§ TASK STATEMENT: Work through the data below and give the number of lines holding "LATCH", nothing more.

○ ○ ○

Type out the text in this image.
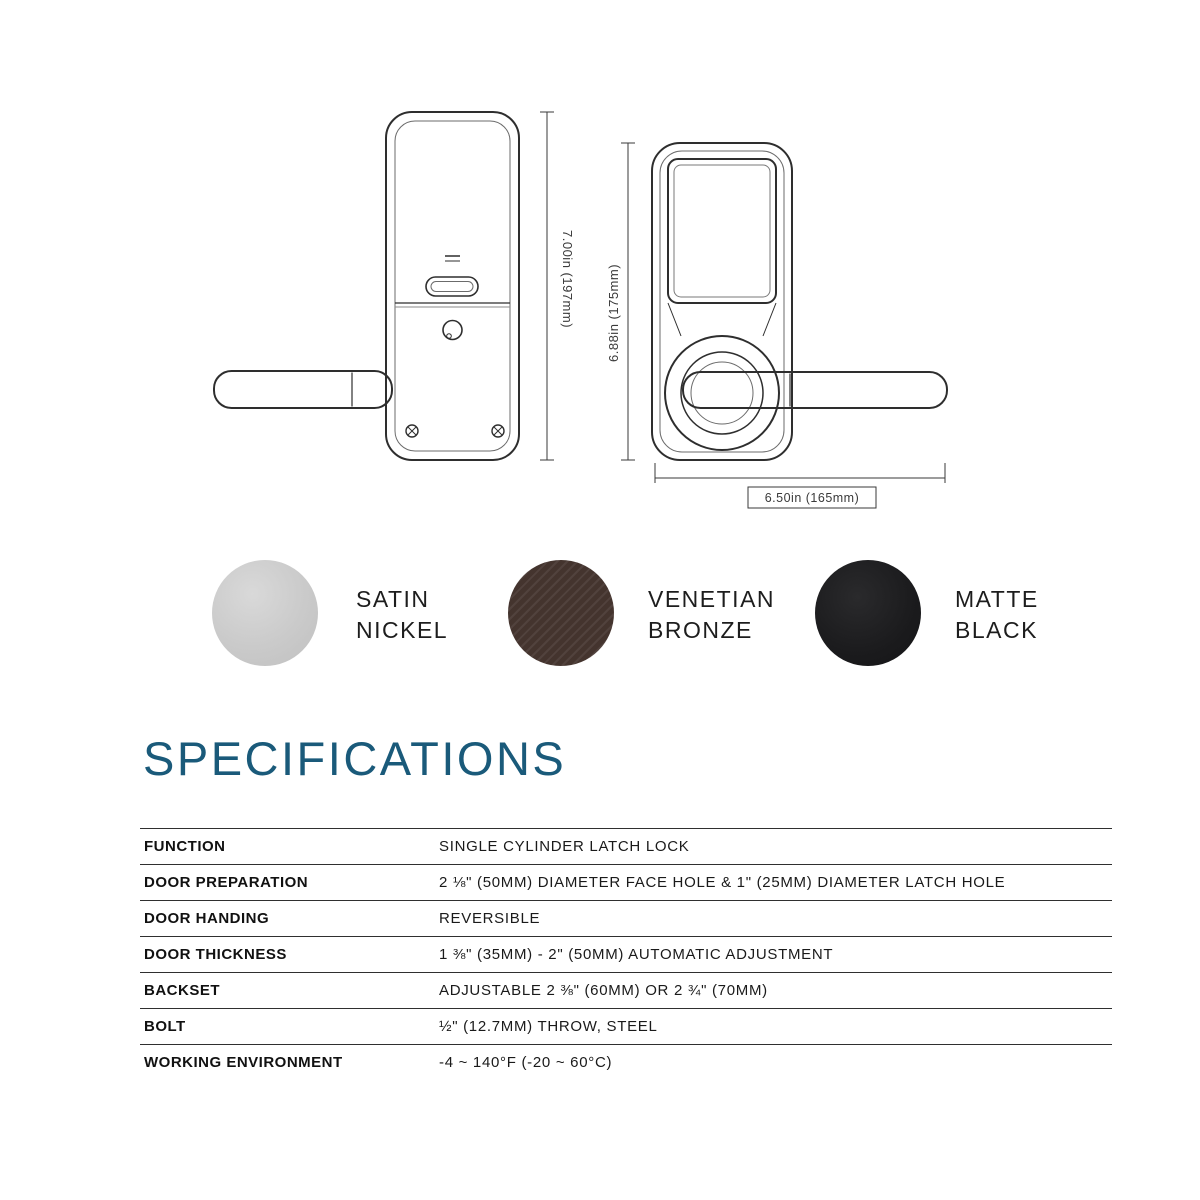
7.00in (197mm) 6.88in (175mm)
6.50in (165mm)
SATIN NICKEL
VENETIAN BRONZE
MATTE BLACK
SPECIFICATIONS
FUNCTION	SINGLE CYLINDER LATCH LOCK
DOOR PREPARATION	2 ⅛" (50MM) DIAMETER FACE HOLE & 1" (25MM) DIAMETER LATCH HOLE
DOOR HANDING	REVERSIBLE
DOOR THICKNESS	1 ⅜" (35MM) - 2" (50MM) AUTOMATIC ADJUSTMENT
BACKSET	ADJUSTABLE 2 ⅜" (60MM) OR 2 ¾" (70MM)
BOLT	½" (12.7MM) THROW, STEEL
WORKING ENVIRONMENT	-4 ~ 140°F (-20 ~ 60°C)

○ ○ ○

§ THE SOLUTION: 2